INPUT DATA |

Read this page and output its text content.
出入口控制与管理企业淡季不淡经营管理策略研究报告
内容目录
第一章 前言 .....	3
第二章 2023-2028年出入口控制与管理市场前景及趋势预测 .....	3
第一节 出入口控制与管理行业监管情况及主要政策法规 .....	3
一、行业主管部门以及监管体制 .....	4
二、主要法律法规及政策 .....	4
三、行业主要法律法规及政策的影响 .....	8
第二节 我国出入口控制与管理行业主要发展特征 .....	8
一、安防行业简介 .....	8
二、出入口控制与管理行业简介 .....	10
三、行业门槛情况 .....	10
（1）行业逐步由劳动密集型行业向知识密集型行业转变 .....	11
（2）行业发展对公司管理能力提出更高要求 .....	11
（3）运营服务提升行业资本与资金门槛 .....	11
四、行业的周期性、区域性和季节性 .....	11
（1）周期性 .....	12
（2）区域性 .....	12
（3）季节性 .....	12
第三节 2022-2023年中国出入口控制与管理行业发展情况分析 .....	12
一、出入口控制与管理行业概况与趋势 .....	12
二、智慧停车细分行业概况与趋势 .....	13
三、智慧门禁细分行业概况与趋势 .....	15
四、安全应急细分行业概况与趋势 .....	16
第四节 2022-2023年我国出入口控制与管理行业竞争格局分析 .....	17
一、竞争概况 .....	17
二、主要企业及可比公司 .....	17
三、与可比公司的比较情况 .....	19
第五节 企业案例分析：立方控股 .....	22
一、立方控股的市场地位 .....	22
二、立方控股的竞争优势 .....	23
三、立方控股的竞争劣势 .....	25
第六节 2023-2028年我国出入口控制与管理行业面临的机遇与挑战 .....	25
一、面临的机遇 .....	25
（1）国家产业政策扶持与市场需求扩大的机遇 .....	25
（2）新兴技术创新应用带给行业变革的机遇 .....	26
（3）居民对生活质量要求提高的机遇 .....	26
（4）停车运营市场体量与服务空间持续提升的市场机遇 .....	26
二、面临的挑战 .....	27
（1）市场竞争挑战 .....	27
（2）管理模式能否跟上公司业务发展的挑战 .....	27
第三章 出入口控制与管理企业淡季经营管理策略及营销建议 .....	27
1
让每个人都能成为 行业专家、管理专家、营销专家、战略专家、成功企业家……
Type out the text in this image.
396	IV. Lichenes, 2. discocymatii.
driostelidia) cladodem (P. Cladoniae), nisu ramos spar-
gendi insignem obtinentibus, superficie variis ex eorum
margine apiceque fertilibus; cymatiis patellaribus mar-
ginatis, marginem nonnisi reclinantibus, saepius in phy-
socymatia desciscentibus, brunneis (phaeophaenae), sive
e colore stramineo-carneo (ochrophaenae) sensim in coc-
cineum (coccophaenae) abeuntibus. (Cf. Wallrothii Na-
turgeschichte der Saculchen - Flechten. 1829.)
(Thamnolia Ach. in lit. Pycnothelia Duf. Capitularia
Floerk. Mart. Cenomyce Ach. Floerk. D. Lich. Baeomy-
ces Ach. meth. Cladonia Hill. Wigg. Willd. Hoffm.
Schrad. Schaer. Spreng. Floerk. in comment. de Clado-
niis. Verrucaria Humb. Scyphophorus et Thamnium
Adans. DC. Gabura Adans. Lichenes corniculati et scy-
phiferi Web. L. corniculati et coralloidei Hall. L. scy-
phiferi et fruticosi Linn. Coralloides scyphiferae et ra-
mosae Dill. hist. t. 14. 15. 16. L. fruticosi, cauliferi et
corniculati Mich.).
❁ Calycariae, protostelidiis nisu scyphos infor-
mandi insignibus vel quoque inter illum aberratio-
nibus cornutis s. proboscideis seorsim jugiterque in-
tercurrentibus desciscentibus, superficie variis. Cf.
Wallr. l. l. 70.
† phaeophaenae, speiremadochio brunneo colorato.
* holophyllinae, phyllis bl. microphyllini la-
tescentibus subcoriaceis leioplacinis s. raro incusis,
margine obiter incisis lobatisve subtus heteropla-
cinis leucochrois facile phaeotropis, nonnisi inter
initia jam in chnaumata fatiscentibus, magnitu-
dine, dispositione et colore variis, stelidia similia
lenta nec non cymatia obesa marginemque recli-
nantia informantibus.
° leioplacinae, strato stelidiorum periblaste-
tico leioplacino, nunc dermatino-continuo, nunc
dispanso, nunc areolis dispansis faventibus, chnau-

WORK TO COMPLETE |
Copy down the material exactly as written.

SOLUTION TO THE EXERCISE |
Read this page and output its text content.
出入口控制与管理企业淡季不淡经营管理策略研究报告
内容目录
第一章 前言 .....	3
第二章 2023-2028年出入口控制与管理市场前景及趋势预测 .....	3
第一节 出入口控制与管理行业监管情况及主要政策法规 .....	3
一、行业主管部门以及监管体制 .....	4
二、主要法律法规及政策 .....	4
三、行业主要法律法规及政策的影响 .....	8
第二节 我国出入口控制与管理行业主要发展特征 .....	8
一、安防行业简介 .....	8
二、出入口控制与管理行业简介 .....	10
三、行业门槛情况 .....	10
（1）行业逐步由劳动密集型行业向知识密集型行业转变 .....	11
（2）行业发展对公司管理能力提出更高要求 .....	11
（3）运营服务提升行业资本与资金门槛 .....	11
四、行业的周期性、区域性和季节性 .....	11
（1）周期性 .....	12
（2）区域性 .....	12
（3）季节性 .....	12
第三节 2022-2023年中国出入口控制与管理行业发展情况分析 .....	12
一、出入口控制与管理行业概况与趋势 .....	12
二、智慧停车细分行业概况与趋势 .....	13
三、智慧门禁细分行业概况与趋势 .....	15
四、安全应急细分行业概况与趋势 .....	16
第四节 2022-2023年我国出入口控制与管理行业竞争格局分析 .....	17
一、竞争概况 .....	17
二、主要企业及可比公司 .....	17
三、与可比公司的比较情况 .....	19
第五节 企业案例分析：立方控股 .....	22
一、立方控股的市场地位 .....	22
二、立方控股的竞争优势 .....	23
三、立方控股的竞争劣势 .....	25
第六节 2023-2028年我国出入口控制与管理行业面临的机遇与挑战 .....	25
一、面临的机遇 .....	25
（1）国家产业政策扶持与市场需求扩大的机遇 .....	25
（2）新兴技术创新应用带给行业变革的机遇 .....	26
（3）居民对生活质量要求提高的机遇 .....	26
（4）停车运营市场体量与服务空间持续提升的市场机遇 .....	26
二、面临的挑战 .....	27
（1）市场竞争挑战 .....	27
（2）管理模式能否跟上公司业务发展的挑战 .....	27
第三章 出入口控制与管理企业淡季经营管理策略及营销建议 .....	27
1
让每个人都能成为 行业专家、管理专家、营销专家、战略专家、成功企业家……
Type out the text in this image.
396	IV. Lichenes, 2. discocymatii.
driostelidia) cladodem (P. Cladoniae), nisu ramos spar-
gendi insignem obtinentibus, superficie variis ex eorum
margine apiceque fertilibus; cymatiis patellaribus mar-
ginatis, marginem nonnisi reclinantibus, saepius in phy-
socymatia desciscentibus, brunneis (phaeophaenae), sive
e colore stramineo-carneo (ochrophaenae) sensim in coc-
cineum (coccophaenae) abeuntibus. (Cf. Wallrothii Na-
turgeschichte der Saculchen - Flechten. 1829.)
(Thamnolia Ach. in lit. Pycnothelia Duf. Capitularia
Floerk. Mart. Cenomyce Ach. Floerk. D. Lich. Baeomy-
ces Ach. meth. Cladonia Hill. Wigg. Willd. Hoffm.
Schrad. Schaer. Spreng. Floerk. in comment. de Clado-
niis. Verrucaria Humb. Scyphophorus et Thamnium
Adans. DC. Gabura Adans. Lichenes corniculati et scy-
phiferi Web. L. corniculati et coralloidei Hall. L. scy-
phiferi et fruticosi Linn. Coralloides scyphiferae et ra-
mosae Dill. hist. t. 14. 15. 16. L. fruticosi, cauliferi et
corniculati Mich.).
❁ Calycariae, protostelidiis nisu scyphos infor-
mandi insignibus vel quoque inter illum aberratio-
nibus cornutis s. proboscideis seorsim jugiterque in-
tercurrentibus desciscentibus, superficie variis. Cf.
Wallr. l. l. 70.
† phaeophaenae, speiremadochio brunneo colorato.
* holophyllinae, phyllis bl. microphyllini la-
tescentibus subcoriaceis leioplacinis s. raro incusis,
margine obiter incisis lobatisve subtus heteropla-
cinis leucochrois facile phaeotropis, nonnisi inter
initia jam in chnaumata fatiscentibus, magnitu-
dine, dispositione et colore variis, stelidia similia
lenta nec non cymatia obesa marginemque recli-
nantia informantibus.
° leioplacinae, strato stelidiorum periblaste-
tico leioplacino, nunc dermatino-continuo, nunc
dispanso, nunc areolis dispansis faventibus, chnau-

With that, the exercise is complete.